**** Selected extract ****
The standard normal distribution is the probability distribution with mean 0 and standard deviation 1. When you convert a raw value to a z-score, you are effectively transforming the original distribution into the standard normal. This transformation preserves the shape of the distribution but re-centres it at zero and rescales it so that the spread equals one. The standard normal curve is symmetric around z = 0, and its total area under the curve equals 1. This area represents the total probability across all possible outcomes.
The z-score formula z = (x - mu) / sigma can be rearranged depending on what you need to find. To find the raw value from a z-score, use x = mu + z * sigma. To find what standard deviation would produce a given z-score, use sigma = (x - mu) / z. The inverse z-score (finding z from a cumulative probability) uses the inverse of the cumulative distribution function, sometimes called the quantile function or probit function. For instance, the inverse CDF of 0.975 gives z = 1.96, meaning 97.5% of values in a standard normal distribution fall below 1.96.
****
◆ Given problem 1
Copy everything in the z-score passage from "The standard normal distribution" down to "all possible outcomes.", with both ends included.
**** Supplied entries ****
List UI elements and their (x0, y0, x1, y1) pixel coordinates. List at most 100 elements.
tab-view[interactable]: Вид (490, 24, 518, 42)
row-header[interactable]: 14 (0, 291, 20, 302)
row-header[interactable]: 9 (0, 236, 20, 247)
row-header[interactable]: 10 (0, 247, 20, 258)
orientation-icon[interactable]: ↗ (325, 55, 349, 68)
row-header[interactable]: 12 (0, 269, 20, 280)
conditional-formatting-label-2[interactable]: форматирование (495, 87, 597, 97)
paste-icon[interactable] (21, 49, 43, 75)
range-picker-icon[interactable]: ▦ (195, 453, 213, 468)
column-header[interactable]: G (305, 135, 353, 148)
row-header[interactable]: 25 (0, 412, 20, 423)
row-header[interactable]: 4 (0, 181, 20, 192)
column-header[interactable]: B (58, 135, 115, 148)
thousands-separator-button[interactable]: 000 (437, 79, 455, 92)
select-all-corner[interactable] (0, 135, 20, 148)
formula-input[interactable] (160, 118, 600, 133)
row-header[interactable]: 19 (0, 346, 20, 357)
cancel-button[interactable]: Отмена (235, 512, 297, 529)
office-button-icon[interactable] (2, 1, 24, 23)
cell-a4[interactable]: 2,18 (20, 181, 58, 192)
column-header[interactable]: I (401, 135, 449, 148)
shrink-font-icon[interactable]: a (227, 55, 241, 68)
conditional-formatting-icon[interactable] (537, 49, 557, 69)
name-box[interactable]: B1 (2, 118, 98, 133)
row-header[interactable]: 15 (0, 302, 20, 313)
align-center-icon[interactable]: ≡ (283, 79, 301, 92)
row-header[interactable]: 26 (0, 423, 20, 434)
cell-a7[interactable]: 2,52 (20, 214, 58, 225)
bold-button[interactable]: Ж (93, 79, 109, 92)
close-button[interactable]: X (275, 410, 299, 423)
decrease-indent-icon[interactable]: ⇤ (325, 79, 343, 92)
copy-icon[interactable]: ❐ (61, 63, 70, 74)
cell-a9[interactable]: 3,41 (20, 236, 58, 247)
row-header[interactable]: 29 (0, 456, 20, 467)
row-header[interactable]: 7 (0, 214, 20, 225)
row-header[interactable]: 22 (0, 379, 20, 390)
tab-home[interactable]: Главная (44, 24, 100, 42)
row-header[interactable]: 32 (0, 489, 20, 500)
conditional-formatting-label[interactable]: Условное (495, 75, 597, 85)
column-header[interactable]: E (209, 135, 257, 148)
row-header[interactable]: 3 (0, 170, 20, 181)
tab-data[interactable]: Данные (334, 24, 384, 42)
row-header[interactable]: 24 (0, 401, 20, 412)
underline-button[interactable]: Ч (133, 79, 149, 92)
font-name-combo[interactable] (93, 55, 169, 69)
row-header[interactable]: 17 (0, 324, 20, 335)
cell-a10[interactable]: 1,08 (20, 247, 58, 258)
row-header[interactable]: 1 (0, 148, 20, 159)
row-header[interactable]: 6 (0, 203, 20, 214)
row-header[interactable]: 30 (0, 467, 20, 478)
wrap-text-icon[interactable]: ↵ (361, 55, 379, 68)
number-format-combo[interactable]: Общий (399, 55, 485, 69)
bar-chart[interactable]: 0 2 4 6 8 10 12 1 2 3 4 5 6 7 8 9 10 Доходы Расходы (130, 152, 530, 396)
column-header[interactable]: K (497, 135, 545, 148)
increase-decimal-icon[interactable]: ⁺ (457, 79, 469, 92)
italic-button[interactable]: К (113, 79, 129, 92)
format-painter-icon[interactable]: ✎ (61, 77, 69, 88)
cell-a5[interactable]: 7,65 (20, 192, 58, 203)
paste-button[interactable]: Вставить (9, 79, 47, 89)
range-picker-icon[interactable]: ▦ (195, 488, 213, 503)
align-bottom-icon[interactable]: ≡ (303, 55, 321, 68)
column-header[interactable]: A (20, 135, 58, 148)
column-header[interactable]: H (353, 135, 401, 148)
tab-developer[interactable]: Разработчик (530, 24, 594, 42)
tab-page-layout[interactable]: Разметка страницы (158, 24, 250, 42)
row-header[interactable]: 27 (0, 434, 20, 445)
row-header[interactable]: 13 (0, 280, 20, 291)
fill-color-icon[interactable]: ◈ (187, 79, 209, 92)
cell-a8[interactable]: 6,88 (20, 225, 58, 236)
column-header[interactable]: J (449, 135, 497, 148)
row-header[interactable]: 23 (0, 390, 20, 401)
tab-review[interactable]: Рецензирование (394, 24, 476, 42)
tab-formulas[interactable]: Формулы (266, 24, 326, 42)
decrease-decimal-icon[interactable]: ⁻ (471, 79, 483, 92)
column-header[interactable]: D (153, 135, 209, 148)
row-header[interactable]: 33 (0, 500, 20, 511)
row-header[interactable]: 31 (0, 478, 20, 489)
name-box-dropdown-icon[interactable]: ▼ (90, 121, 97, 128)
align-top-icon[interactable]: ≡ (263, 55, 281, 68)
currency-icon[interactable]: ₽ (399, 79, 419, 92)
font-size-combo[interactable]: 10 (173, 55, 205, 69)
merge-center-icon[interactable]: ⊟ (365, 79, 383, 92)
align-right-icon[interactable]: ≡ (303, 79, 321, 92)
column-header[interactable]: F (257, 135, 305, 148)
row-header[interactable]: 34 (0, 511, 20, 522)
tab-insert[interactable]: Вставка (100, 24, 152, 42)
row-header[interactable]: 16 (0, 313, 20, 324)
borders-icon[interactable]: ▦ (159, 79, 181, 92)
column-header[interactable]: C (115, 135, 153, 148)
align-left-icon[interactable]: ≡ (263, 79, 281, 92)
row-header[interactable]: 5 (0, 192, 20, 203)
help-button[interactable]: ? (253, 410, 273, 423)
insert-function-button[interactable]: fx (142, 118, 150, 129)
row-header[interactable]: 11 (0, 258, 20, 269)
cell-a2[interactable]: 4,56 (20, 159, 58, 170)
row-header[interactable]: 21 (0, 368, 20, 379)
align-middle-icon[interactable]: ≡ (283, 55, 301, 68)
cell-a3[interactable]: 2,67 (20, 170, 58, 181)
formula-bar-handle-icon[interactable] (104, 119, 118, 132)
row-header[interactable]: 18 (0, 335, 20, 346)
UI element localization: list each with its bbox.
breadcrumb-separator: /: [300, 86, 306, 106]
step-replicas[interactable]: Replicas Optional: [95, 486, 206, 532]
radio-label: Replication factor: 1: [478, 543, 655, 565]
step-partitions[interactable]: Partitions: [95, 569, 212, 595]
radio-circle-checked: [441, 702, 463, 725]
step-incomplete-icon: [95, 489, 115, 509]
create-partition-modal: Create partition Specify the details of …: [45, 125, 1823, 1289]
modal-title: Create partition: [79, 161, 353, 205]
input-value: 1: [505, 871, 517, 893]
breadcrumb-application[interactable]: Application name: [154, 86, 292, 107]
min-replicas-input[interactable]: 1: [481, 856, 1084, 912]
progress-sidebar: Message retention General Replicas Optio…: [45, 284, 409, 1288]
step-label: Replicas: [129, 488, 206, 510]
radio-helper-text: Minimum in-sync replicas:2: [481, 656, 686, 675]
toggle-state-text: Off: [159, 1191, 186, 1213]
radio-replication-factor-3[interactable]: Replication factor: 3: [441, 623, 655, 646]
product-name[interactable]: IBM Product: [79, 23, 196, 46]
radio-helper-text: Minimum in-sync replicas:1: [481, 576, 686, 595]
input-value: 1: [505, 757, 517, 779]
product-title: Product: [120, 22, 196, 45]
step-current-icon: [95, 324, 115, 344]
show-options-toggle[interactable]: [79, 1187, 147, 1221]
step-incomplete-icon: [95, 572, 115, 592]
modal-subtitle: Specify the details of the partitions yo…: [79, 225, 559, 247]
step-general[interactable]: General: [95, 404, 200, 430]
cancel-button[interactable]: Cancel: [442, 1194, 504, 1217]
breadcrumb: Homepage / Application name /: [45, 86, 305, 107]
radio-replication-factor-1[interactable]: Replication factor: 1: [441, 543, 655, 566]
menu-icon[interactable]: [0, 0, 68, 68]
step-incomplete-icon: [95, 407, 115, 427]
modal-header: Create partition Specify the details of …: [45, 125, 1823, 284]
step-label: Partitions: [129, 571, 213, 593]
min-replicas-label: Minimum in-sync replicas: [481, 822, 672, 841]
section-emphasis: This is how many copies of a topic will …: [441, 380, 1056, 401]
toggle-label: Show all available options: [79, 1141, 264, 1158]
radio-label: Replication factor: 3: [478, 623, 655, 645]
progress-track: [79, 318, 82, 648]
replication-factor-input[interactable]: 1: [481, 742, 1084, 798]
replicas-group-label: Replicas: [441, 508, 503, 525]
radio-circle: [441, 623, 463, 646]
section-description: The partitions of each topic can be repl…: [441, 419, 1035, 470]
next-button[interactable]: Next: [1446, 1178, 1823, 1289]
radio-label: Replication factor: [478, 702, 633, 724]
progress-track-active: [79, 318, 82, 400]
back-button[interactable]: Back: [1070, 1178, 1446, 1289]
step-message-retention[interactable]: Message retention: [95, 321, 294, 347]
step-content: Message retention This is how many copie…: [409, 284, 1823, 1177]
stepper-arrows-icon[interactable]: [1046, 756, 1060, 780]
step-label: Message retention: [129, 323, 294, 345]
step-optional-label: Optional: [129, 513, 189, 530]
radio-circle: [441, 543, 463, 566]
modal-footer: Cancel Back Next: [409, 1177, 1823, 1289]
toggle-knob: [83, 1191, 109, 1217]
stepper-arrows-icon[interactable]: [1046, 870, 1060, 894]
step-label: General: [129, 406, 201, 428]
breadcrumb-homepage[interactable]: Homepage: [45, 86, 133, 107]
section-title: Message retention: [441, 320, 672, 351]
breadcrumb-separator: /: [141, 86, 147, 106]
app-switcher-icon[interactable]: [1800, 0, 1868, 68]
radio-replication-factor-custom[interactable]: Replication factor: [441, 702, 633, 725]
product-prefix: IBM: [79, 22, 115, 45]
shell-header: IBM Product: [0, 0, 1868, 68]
****
◆ Given problem 2
Repeat everything in the rows from their first line down through the line containing "range-picker-icon[interactable]: ▦ (195, 453, 213, 468)", including both of those lines, and nothing more.

◆ Task solution 1
The standard normal distribution is the probability distribution with mean 0 and standard deviation 1. When you convert a raw value to a z-score, you are effectively transforming the original distribution into the standard normal. This transformation preserves the shape of the distribution but re-centres it at zero and rescales it so that the spread equals one. The standard normal curve is symmetric around z = 0, and its total area under the curve equals 1. This area represents the total probability across all possible outcomes.

◆ Task solution 2
List UI elements and their (x0, y0, x1, y1) pixel coordinates. List at most 100 elements.
tab-view[interactable]: Вид (490, 24, 518, 42)
row-header[interactable]: 14 (0, 291, 20, 302)
row-header[interactable]: 9 (0, 236, 20, 247)
row-header[interactable]: 10 (0, 247, 20, 258)
orientation-icon[interactable]: ↗ (325, 55, 349, 68)
row-header[interactable]: 12 (0, 269, 20, 280)
conditional-formatting-label-2[interactable]: форматирование (495, 87, 597, 97)
paste-icon[interactable] (21, 49, 43, 75)
range-picker-icon[interactable]: ▦ (195, 453, 213, 468)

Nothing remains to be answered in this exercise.